- Written problem -
Leave out the pictures and copy everything else in the entries exactly.

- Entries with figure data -
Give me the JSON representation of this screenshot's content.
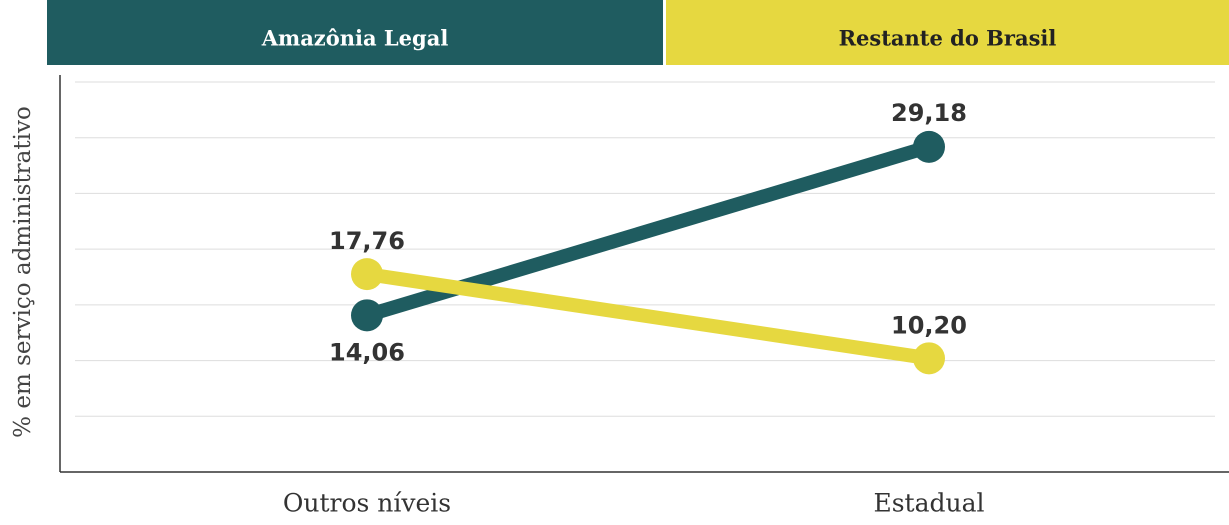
{
  "chart_data": {
    "type": "line",
    "categories": [
      "Outros níveis",
      "Estadual"
    ],
    "series": [
      {
        "name": "Amazônia Legal",
        "color": "#1f5c60",
        "values": [
          14.06,
          29.18
        ],
        "value_labels": [
          "14,06",
          "29,18"
        ]
      },
      {
        "name": "Restante do Brasil",
        "color": "#e6d840",
        "values": [
          17.76,
          10.2
        ],
        "value_labels": [
          "17,76",
          "10,20"
        ]
      }
    ],
    "y_label": "% em serviço administrativo",
    "ylim": [
      0,
      35
    ],
    "yticks": [
      5,
      10,
      15,
      20,
      25,
      30,
      35
    ],
    "grid": true
  }
}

- The answer -
Give me the JSON representation of this screenshot's content.
{
  "chart_data": {
    "type": "line",
    "categories": [
      "Outros níveis",
      "Estadual"
    ],
    "series": [
      {
        "name": "Amazônia Legal",
        "color": "#1f5c60",
        "values": [
          14.06,
          29.18
        ],
        "value_labels": [
          "14,06",
          "29,18"
        ]
      },
      {
        "name": "Restante do Brasil",
        "color": "#e6d840",
        "values": [
          17.76,
          10.2
        ],
        "value_labels": [
          "17,76",
          "10,20"
        ]
      }
    ],
    "y_label": "% em serviço administrativo",
    "ylim": [
      0,
      35
    ],
    "yticks": [
      5,
      10,
      15,
      20,
      25,
      30,
      35
    ],
    "grid": true
  }
}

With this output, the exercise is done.